— Bounding box entries —
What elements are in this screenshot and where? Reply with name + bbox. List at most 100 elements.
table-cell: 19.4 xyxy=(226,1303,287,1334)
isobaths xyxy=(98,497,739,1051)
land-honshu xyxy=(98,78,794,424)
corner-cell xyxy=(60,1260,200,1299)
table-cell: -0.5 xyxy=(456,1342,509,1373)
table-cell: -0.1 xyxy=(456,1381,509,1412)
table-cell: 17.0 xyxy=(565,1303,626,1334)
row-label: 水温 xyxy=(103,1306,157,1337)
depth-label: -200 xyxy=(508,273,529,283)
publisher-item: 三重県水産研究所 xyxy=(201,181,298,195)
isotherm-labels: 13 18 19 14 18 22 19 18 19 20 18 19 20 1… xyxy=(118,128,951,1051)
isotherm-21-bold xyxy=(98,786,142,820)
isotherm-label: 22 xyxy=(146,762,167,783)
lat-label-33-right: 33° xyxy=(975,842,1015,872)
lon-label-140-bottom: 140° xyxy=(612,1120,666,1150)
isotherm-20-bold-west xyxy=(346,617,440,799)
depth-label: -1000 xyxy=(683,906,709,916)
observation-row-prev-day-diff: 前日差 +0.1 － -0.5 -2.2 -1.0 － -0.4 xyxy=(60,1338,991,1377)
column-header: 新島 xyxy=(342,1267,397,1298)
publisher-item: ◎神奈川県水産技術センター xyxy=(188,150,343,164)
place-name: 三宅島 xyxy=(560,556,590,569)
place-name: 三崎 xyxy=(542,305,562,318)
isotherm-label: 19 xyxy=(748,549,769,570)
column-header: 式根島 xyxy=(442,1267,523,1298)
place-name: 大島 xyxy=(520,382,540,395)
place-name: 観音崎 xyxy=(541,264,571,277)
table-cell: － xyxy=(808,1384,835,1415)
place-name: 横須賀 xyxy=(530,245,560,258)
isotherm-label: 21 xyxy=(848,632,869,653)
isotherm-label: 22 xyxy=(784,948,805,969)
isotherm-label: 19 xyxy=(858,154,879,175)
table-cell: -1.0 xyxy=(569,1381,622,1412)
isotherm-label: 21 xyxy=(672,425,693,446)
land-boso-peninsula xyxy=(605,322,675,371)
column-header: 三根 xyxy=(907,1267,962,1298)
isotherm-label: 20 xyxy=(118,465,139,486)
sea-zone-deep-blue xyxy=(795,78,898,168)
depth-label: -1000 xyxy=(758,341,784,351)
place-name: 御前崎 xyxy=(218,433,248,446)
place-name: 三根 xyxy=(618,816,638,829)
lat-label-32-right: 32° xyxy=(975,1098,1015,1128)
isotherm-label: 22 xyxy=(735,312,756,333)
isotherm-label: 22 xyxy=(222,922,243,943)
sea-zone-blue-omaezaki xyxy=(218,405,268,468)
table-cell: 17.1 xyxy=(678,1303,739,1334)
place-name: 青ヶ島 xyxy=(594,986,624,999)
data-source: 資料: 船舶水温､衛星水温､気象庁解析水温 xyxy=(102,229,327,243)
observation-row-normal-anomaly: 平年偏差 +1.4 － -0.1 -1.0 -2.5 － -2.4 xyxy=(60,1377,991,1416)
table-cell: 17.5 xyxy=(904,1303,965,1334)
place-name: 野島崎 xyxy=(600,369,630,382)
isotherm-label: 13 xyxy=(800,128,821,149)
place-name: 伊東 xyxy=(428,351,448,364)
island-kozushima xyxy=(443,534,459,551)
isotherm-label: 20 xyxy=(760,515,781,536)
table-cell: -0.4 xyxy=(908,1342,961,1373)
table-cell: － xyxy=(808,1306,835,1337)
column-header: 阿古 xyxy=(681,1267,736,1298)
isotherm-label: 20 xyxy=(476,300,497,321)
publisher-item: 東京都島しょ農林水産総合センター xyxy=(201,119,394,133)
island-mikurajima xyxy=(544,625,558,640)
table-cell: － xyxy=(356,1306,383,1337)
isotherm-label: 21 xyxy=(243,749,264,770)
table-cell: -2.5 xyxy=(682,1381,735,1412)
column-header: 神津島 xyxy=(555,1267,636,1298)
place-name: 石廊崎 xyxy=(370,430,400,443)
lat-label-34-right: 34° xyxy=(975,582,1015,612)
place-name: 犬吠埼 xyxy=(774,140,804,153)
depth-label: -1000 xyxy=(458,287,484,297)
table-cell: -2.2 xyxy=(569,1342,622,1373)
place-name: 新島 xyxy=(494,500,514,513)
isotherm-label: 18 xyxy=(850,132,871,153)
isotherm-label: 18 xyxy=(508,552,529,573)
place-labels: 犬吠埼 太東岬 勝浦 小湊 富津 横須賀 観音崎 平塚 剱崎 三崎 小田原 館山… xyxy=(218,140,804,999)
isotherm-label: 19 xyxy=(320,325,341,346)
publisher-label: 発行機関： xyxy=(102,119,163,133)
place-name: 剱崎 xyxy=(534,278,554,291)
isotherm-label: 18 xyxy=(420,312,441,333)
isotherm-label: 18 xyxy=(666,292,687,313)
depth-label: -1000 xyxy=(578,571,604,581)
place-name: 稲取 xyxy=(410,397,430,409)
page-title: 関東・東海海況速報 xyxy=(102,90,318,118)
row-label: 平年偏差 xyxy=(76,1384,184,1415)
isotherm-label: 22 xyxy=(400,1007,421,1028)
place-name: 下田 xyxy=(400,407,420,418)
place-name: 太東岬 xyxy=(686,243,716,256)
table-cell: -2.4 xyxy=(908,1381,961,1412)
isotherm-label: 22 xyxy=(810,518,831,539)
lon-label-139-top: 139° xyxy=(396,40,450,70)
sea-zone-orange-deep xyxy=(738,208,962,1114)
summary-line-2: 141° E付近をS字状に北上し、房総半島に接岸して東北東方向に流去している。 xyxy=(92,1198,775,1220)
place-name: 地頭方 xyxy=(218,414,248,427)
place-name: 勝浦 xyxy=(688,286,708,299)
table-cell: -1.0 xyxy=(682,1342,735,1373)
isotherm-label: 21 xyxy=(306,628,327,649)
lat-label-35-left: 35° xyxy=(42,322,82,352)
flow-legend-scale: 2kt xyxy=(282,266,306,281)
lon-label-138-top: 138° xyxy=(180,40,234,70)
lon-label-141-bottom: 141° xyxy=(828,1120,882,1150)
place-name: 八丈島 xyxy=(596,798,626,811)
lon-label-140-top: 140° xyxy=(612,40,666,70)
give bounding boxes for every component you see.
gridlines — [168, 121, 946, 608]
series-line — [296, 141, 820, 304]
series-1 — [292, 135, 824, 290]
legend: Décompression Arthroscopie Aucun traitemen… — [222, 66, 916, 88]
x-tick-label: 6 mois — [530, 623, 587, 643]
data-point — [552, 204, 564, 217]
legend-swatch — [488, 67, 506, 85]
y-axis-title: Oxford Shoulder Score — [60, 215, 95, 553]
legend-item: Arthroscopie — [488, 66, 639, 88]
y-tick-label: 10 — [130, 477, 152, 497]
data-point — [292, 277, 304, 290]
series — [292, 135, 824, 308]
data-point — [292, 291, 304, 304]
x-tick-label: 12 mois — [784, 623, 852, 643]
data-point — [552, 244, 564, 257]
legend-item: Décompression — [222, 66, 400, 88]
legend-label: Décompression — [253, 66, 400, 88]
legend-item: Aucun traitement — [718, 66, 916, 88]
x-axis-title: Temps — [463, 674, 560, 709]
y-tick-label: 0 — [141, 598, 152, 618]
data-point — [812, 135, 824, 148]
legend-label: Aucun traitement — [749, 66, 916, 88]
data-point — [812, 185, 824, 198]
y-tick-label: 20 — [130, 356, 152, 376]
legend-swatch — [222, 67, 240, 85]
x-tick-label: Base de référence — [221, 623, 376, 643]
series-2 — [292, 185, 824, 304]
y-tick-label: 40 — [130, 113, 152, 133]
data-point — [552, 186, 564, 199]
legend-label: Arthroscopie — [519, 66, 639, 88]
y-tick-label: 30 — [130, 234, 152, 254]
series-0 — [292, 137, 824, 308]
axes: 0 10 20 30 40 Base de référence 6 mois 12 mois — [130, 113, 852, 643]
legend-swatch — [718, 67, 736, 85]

— YOUR INSTRUCTIONS —
Repeat the data word for word, from its very first line through the line containing "column-header: 式根島 xyxy=(442,1267,523,1298)", with that last line included.

— OUTPUT OF THE EXERCISE —
What elements are in this screenshot and where? Reply with name + bbox. List at most 100 elements.
table-cell: 19.4 xyxy=(226,1303,287,1334)
isobaths xyxy=(98,497,739,1051)
land-honshu xyxy=(98,78,794,424)
corner-cell xyxy=(60,1260,200,1299)
table-cell: -0.5 xyxy=(456,1342,509,1373)
table-cell: -0.1 xyxy=(456,1381,509,1412)
table-cell: 17.0 xyxy=(565,1303,626,1334)
row-label: 水温 xyxy=(103,1306,157,1337)
depth-label: -200 xyxy=(508,273,529,283)
publisher-item: 三重県水産研究所 xyxy=(201,181,298,195)
isotherm-labels: 13 18 19 14 18 22 19 18 19 20 18 19 20 1… xyxy=(118,128,951,1051)
isotherm-21-bold xyxy=(98,786,142,820)
isotherm-label: 22 xyxy=(146,762,167,783)
lat-label-33-right: 33° xyxy=(975,842,1015,872)
lon-label-140-bottom: 140° xyxy=(612,1120,666,1150)
isotherm-20-bold-west xyxy=(346,617,440,799)
depth-label: -1000 xyxy=(683,906,709,916)
observation-row-prev-day-diff: 前日差 +0.1 － -0.5 -2.2 -1.0 － -0.4 xyxy=(60,1338,991,1377)
column-header: 新島 xyxy=(342,1267,397,1298)
publisher-item: ◎神奈川県水産技術センター xyxy=(188,150,343,164)
place-name: 三宅島 xyxy=(560,556,590,569)
place-name: 三崎 xyxy=(542,305,562,318)
isotherm-label: 19 xyxy=(748,549,769,570)
column-header: 式根島 xyxy=(442,1267,523,1298)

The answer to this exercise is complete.